STATED EXERCISE: The entries are to be returned exactly, with images left out.

━━━━━ ROWS ━━━━━

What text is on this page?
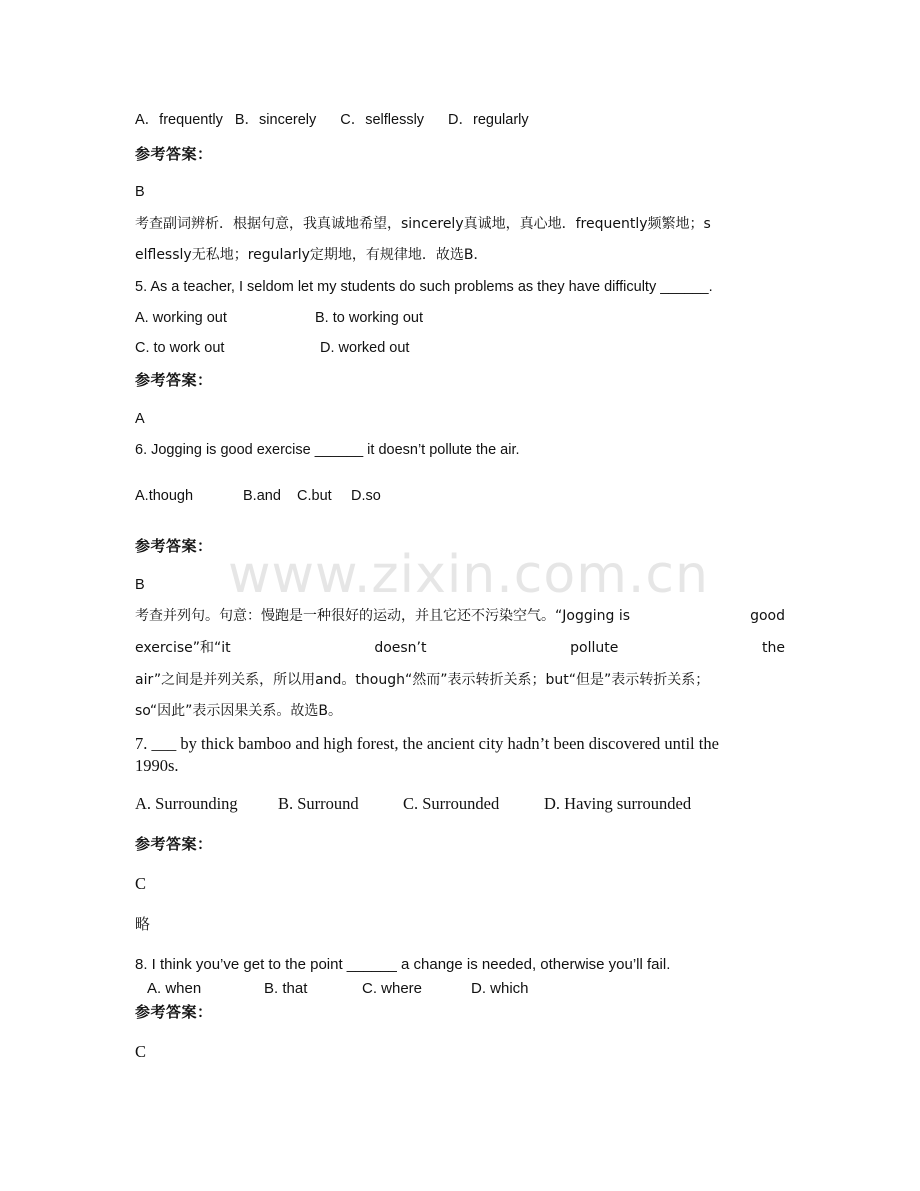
www.zixin.com.cn
A．frequently B．sincerely C．selflessly D．regularly
参考答案：
B
考查副词辨析．根据句意，我真诚地希望，sincerely真诚地，真心地．frequently频繁地；s
elflessly无私地；regularly定期地，有规律地．故选B．
5. As a teacher, I seldom let my students do such problems as they have difficulty ______.
A. working out	B. to working out
C. to work out	D. worked out
参考答案：
A
6. Jogging is good exercise ______ it doesn’t pollute the air.
A.though	B.and C.but D.so
参考答案：
B
考查并列句。句意：慢跑是一种很好的运动，并且它还不污染空气。“Jogging is	good
exercise”和“it	doesn’t	pollute	the
air”之间是并列关系，所以用and。though“然而”表示转折关系；but“但是”表示转折关系；
so“因此”表示因果关系。故选B。
7. ___ by thick bamboo and high forest, the ancient city hadn’t been discovered until the
1990s.
A. Surrounding B. Surround	C. Surrounded	D. Having surrounded
参考答案：
C
略
8. I think you’ve get to the point ______ a change is needed, otherwise you’ll fail.
A. when	B. that	C. where	D. which
参考答案：
C
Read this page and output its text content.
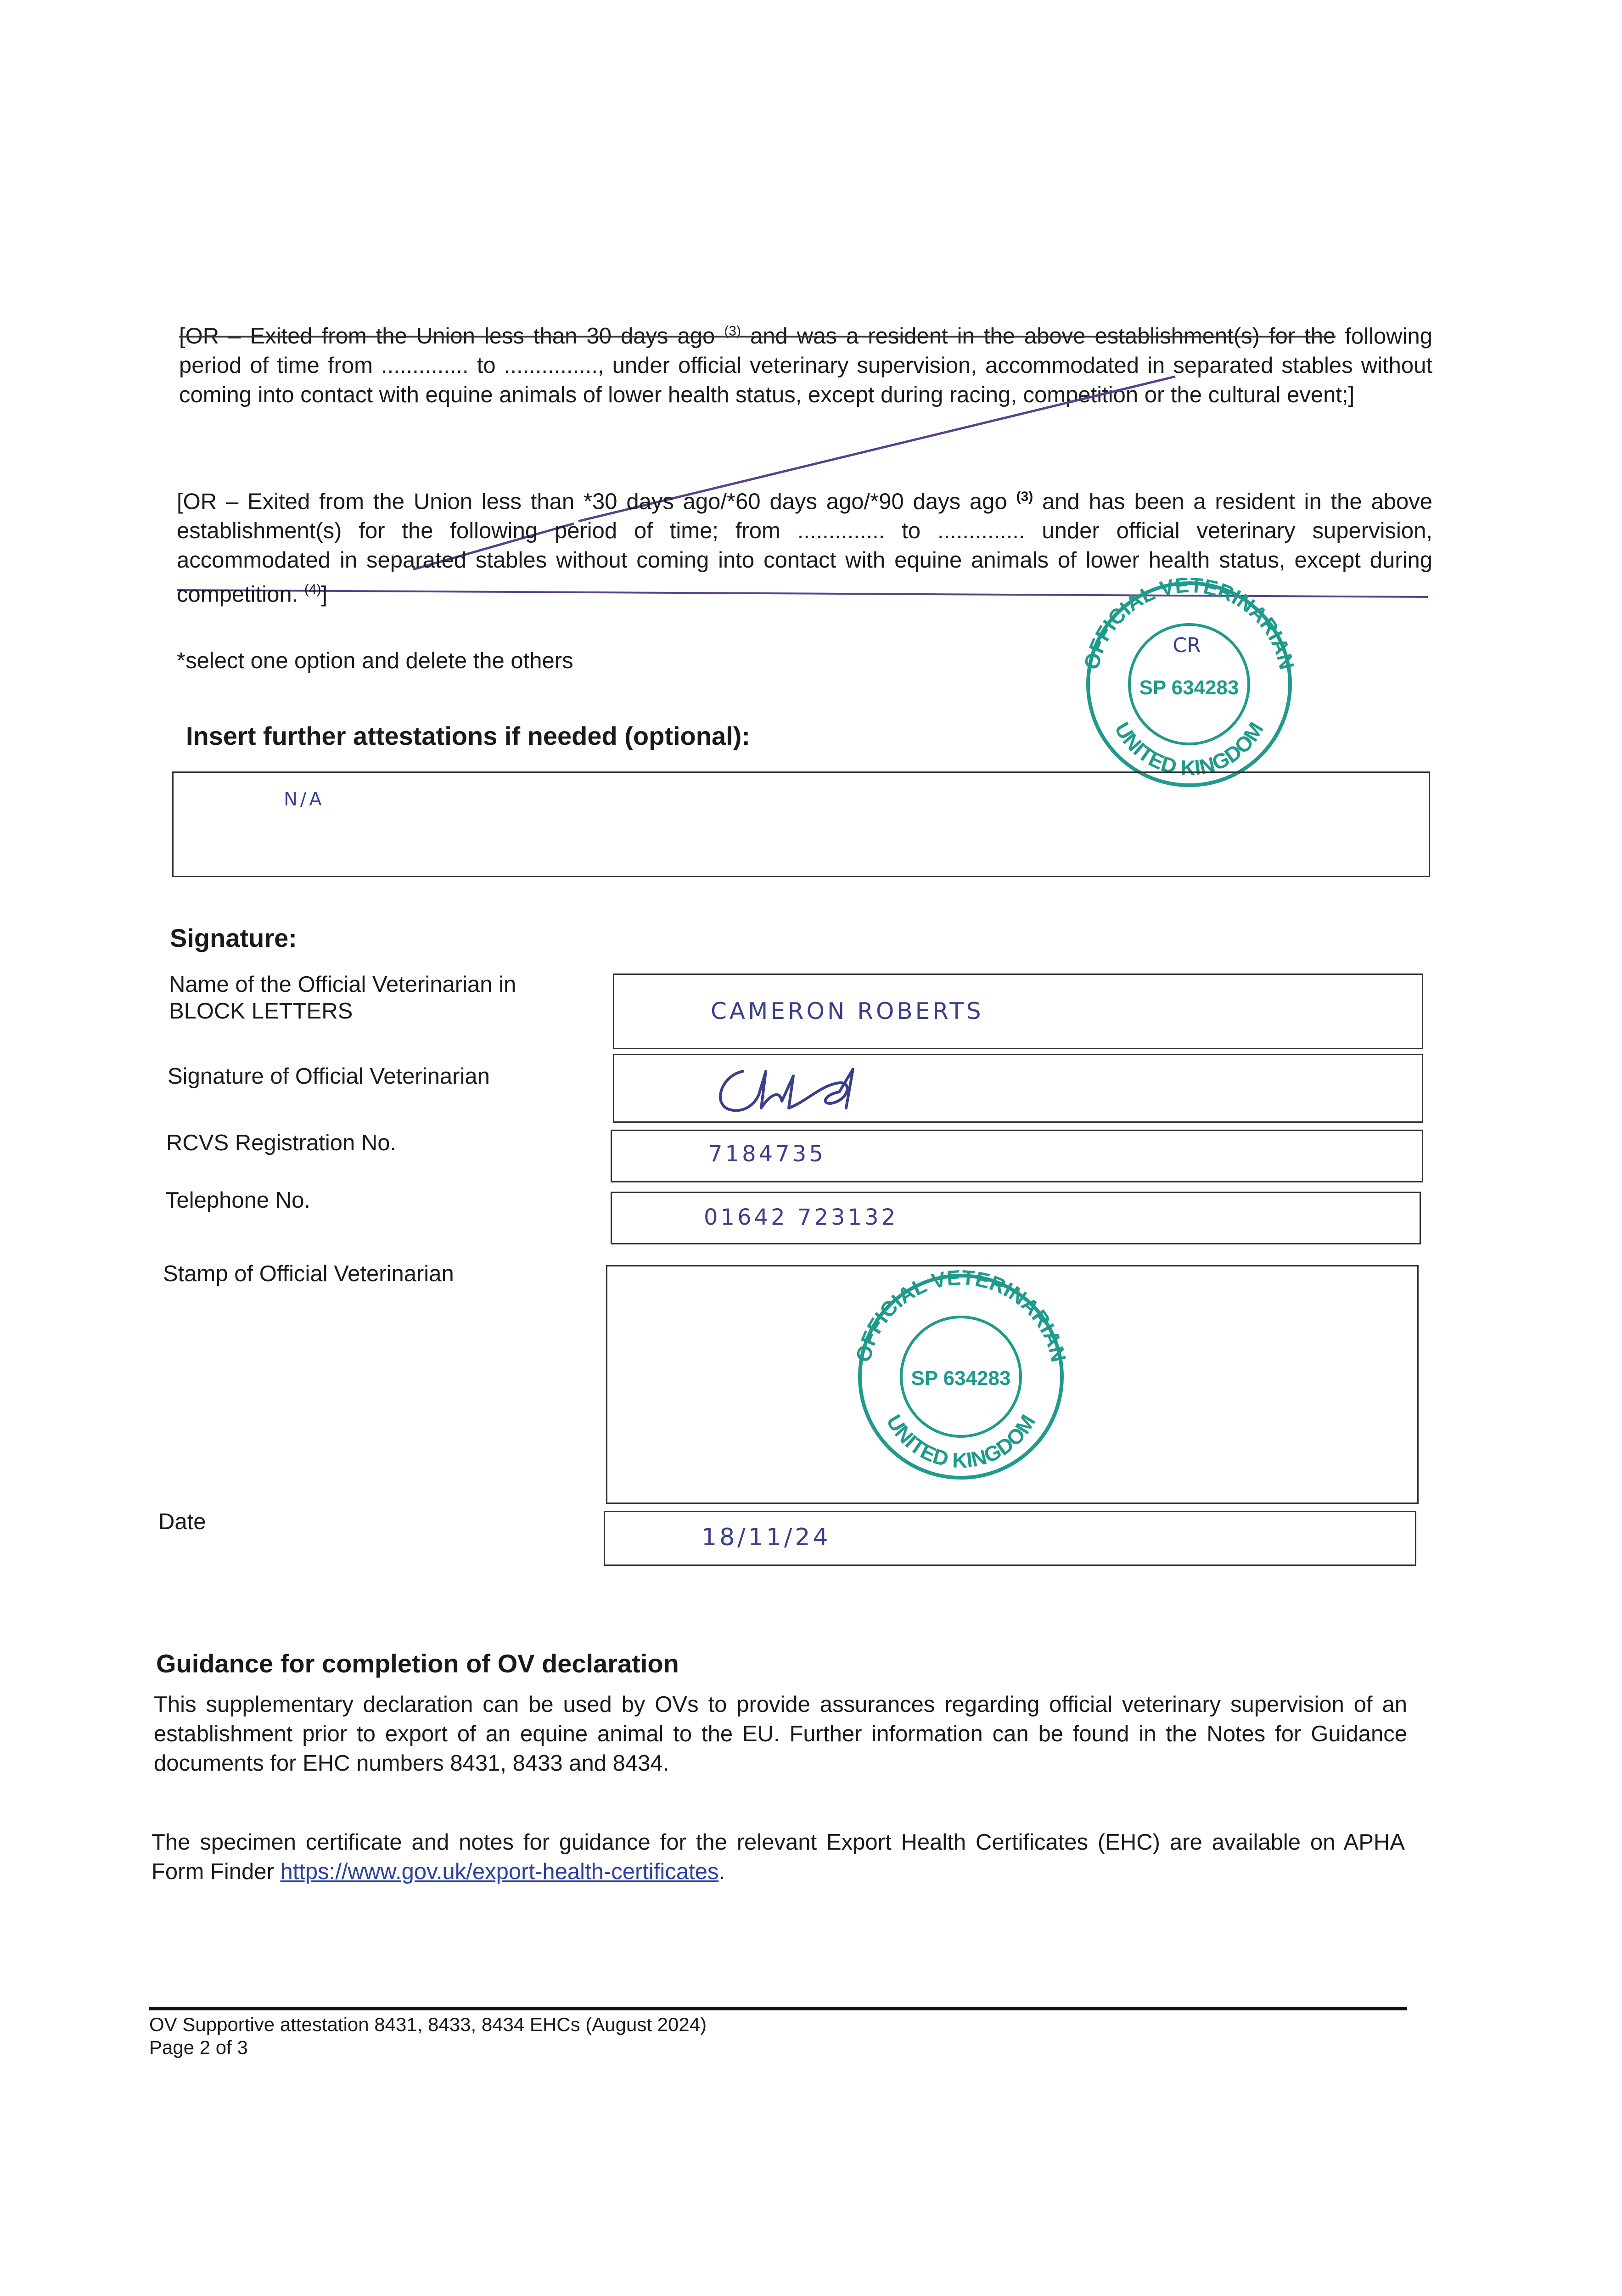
[OR – Exited from the Union less than 30 days ago $^{(3)}$ and was a resident in the above establishment(s) for the following period of time from .............. to ..............., under official veterinary supervision, accommodated in separated stables without coming into contact with equine animals of lower health status, except during racing, competition or the cultural event;]
[OR – Exited from the Union less than *30 days ago/*60 days ago/*90 days ago $^{(3)}$ and has been a resident in the above establishment(s) for the following period of time; from .............. to .............. under official veterinary supervision, accommodated in separated stables without coming into contact with equine animals of lower health status, except during competition. $^{(4)}$]
*select one option and delete the others	OFFICIAL VETERINARIAN
UNITED KINGDOM
SP 634283
CR
Insert further attestations if needed (optional):
N/A
Signature:
Name of the Official Veterinarian in BLOCK LETTERS	CAMERON ROBERTS
Signature of Official Veterinarian
RCVS Registration No.	7184735
Telephone No.
01642 723132
Stamp of Official Veterinarian
OFFICIAL VETERINARIAN
UNITED KINGDOM
SP 634283
Date
18/11/24
Guidance for completion of OV declaration
This supplementary declaration can be used by OVs to provide assurances regarding official veterinary supervision of an establishment prior to export of an equine animal to the EU. Further information can be found in the Notes for Guidance documents for EHC numbers 8431, 8433 and 8434.
The specimen certificate and notes for guidance for the relevant Export Health Certificates (EHC) are available on APHA Form Finder https://www.gov.uk/export-health-certificates.
OV Supportive attestation 8431, 8433, 8434 EHCs (August 2024)
Page 2 of 3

━━━━━

WORKED SOLUTION:
What text is on this page?
www.zixin.com.cn
A．frequently B．sincerely C．selflessly D．regularly
参考答案：
B
考查副词辨析．根据句意，我真诚地希望，sincerely真诚地，真心地．frequently频繁地；s
elflessly无私地；regularly定期地，有规律地．故选B．
5. As a teacher, I seldom let my students do such problems as they have difficulty ______.
A. working out	B. to working out
C. to work out	D. worked out
参考答案：
A
6. Jogging is good exercise ______ it doesn’t pollute the air.
A.though	B.and C.but D.so
参考答案：
B
考查并列句。句意：慢跑是一种很好的运动，并且它还不污染空气。“Jogging is	good
exercise”和“it	doesn’t	pollute	the
air”之间是并列关系，所以用and。though“然而”表示转折关系；but“但是”表示转折关系；
so“因此”表示因果关系。故选B。
7. ___ by thick bamboo and high forest, the ancient city hadn’t been discovered until the
1990s.
A. Surrounding B. Surround	C. Surrounded	D. Having surrounded
参考答案：
C
略
8. I think you’ve get to the point ______ a change is needed, otherwise you’ll fail.
A. when	B. that	C. where	D. which
参考答案：
C
Read this page and output its text content.
[OR – Exited from the Union less than 30 days ago $^{(3)}$ and was a resident in the above establishment(s) for the following period of time from .............. to ..............., under official veterinary supervision, accommodated in separated stables without coming into contact with equine animals of lower health status, except during racing, competition or the cultural event;]
[OR – Exited from the Union less than *30 days ago/*60 days ago/*90 days ago $^{(3)}$ and has been a resident in the above establishment(s) for the following period of time; from .............. to .............. under official veterinary supervision, accommodated in separated stables without coming into contact with equine animals of lower health status, except during competition. $^{(4)}$]
*select one option and delete the others	OFFICIAL VETERINARIAN
UNITED KINGDOM
SP 634283
CR
Insert further attestations if needed (optional):
N/A
Signature:
Name of the Official Veterinarian in BLOCK LETTERS	CAMERON ROBERTS
Signature of Official Veterinarian
RCVS Registration No.	7184735
Telephone No.
01642 723132
Stamp of Official Veterinarian
OFFICIAL VETERINARIAN
UNITED KINGDOM
SP 634283
Date
18/11/24
Guidance for completion of OV declaration
This supplementary declaration can be used by OVs to provide assurances regarding official veterinary supervision of an establishment prior to export of an equine animal to the EU. Further information can be found in the Notes for Guidance documents for EHC numbers 8431, 8433 and 8434.
The specimen certificate and notes for guidance for the relevant Export Health Certificates (EHC) are available on APHA Form Finder https://www.gov.uk/export-health-certificates.
OV Supportive attestation 8431, 8433, 8434 EHCs (August 2024)
Page 2 of 3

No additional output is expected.